### What you are asked to do
Only the pictures are to be left out; set down the rest of the records exactly.

### Record excerpts
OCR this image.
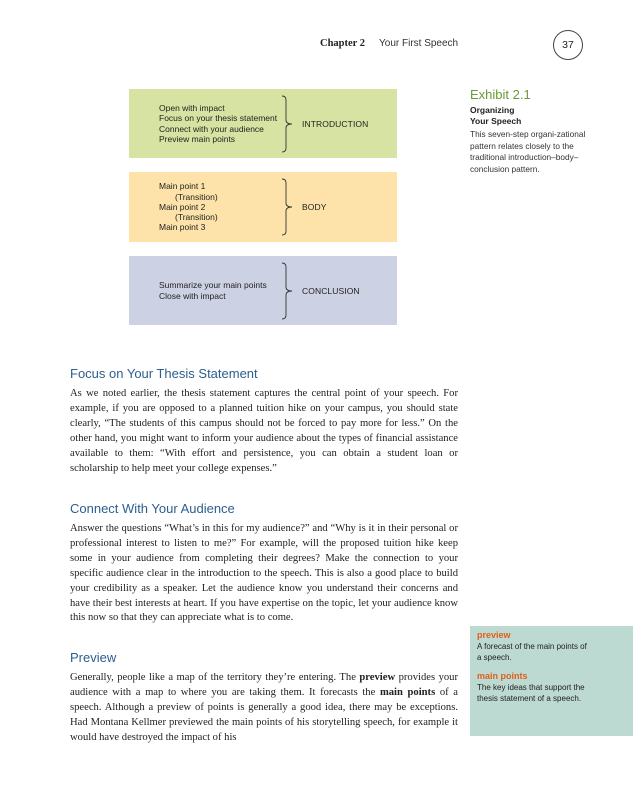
Chapter 2 Your First Speech	37
Open with impact
Focus on your thesis statement
Connect with your audience
Preview main points
INTRODUCTION
Main point 1
(Transition)
Main point 2
(Transition)
Main point 3
BODY
Summarize your main points
Close with impact	CONCLUSION
Exhibit 2.1
Organizing
Your Speech
This seven-step organi-zational pattern relates closely to the traditional introduction–body–conclusion pattern.
Focus on Your Thesis Statement
As we noted earlier, the thesis statement captures the central point of your speech. For example, if you are opposed to a planned tuition hike on your campus, you should state clearly, “The students of this campus should not be forced to pay more for less.” On the other hand, you might want to inform your audience about the types of financial assistance available to them: “With effort and persistence, you can obtain a student loan or scholarship to help meet your college expenses.”
Connect With Your Audience
Answer the questions “What’s in this for my audience?” and “Why is it in their personal or professional interest to listen to me?” For example, will the proposed tuition hike keep some in your audience from completing their degrees? Make the connection to your specific audience clear in the introduction to the speech. This is also a good place to build your credibility as a speaker. Let the audience know you understand their concerns and have their best interests at heart. If you have expertise on the topic, let your audience know this now so that they can appreciate what is to come.
Preview
Generally, people like a map of the territory they’re entering. The preview provides your audience with a map to where you are taking them. It forecasts the main points of a speech. Although a preview of points is generally a good idea, there may be exceptions. Had Montana Kellmer previewed the main points of his storytelling speech, for example it would have destroyed the impact of his
preview
A forecast of the main points of a speech.
main points
The key ideas that support the thesis statement of a speech.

### Finished answer
OCR this image.
Chapter 2 Your First Speech	37
Open with impact
Focus on your thesis statement
Connect with your audience
Preview main points
INTRODUCTION
Main point 1
(Transition)
Main point 2
(Transition)
Main point 3
BODY
Summarize your main points
Close with impact	CONCLUSION
Exhibit 2.1
Organizing
Your Speech
This seven-step organi-zational pattern relates closely to the traditional introduction–body–conclusion pattern.
Focus on Your Thesis Statement
As we noted earlier, the thesis statement captures the central point of your speech. For example, if you are opposed to a planned tuition hike on your campus, you should state clearly, “The students of this campus should not be forced to pay more for less.” On the other hand, you might want to inform your audience about the types of financial assistance available to them: “With effort and persistence, you can obtain a student loan or scholarship to help meet your college expenses.”
Connect With Your Audience
Answer the questions “What’s in this for my audience?” and “Why is it in their personal or professional interest to listen to me?” For example, will the proposed tuition hike keep some in your audience from completing their degrees? Make the connection to your specific audience clear in the introduction to the speech. This is also a good place to build your credibility as a speaker. Let the audience know you understand their concerns and have their best interests at heart. If you have expertise on the topic, let your audience know this now so that they can appreciate what is to come.
Preview
Generally, people like a map of the territory they’re entering. The preview provides your audience with a map to where you are taking them. It forecasts the main points of a speech. Although a preview of points is generally a good idea, there may be exceptions. Had Montana Kellmer previewed the main points of his storytelling speech, for example it would have destroyed the impact of his
preview
A forecast of the main points of a speech.
main points
The key ideas that support the thesis statement of a speech.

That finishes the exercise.